[Stored entries]
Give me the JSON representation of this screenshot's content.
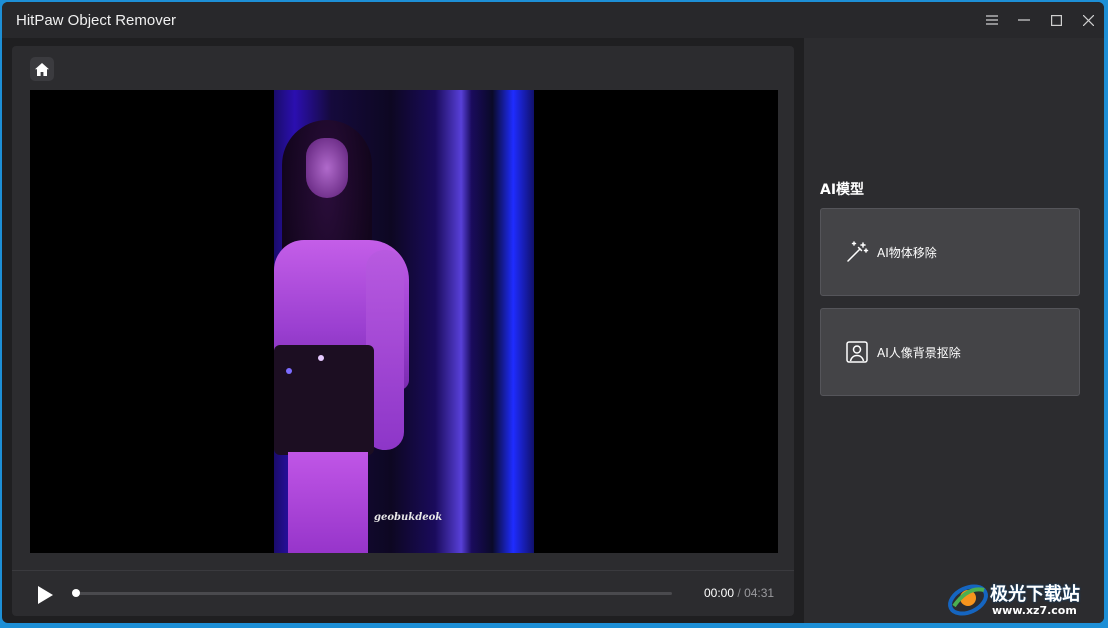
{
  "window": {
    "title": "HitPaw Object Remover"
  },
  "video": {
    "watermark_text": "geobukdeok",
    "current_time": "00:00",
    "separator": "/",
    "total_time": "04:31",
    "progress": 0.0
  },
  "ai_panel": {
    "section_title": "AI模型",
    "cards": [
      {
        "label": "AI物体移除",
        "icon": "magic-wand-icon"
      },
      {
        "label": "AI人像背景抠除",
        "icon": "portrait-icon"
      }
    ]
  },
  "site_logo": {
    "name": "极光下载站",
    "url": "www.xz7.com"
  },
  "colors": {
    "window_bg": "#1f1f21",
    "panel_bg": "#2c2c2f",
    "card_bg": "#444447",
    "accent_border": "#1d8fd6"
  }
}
--
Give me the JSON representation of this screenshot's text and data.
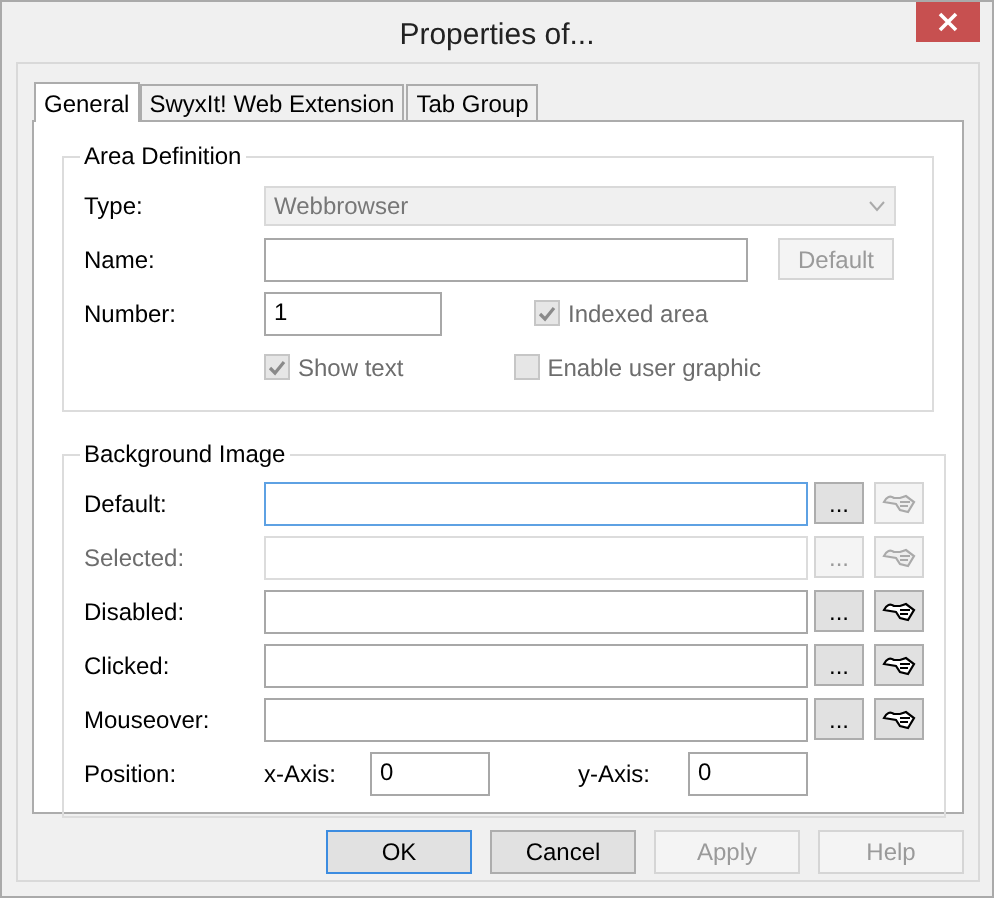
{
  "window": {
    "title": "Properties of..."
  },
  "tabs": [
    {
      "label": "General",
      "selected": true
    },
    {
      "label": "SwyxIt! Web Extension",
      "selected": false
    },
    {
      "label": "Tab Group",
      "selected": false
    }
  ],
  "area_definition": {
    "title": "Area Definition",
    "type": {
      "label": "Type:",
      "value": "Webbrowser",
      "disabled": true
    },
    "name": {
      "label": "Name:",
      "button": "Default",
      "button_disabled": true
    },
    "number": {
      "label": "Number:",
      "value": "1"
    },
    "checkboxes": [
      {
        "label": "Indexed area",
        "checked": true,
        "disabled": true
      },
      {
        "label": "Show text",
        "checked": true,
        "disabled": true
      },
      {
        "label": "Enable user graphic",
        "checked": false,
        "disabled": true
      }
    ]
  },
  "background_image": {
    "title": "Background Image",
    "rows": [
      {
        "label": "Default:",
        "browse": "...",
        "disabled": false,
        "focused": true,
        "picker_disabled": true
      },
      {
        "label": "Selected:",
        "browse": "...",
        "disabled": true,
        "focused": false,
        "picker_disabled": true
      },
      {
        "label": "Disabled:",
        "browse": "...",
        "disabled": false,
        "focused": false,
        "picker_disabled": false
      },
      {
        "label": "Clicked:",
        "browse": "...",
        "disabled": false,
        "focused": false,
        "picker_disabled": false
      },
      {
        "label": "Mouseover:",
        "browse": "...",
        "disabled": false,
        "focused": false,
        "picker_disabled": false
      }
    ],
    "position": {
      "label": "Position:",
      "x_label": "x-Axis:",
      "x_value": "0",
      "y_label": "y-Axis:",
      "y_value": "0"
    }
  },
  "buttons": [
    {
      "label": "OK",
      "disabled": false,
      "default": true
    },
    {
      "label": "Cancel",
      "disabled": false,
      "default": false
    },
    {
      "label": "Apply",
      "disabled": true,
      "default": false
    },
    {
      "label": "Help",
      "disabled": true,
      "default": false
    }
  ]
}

Problem statement: Count how many lines in the data contain the word "screenshot", giving the number without comment.

Full answer: 2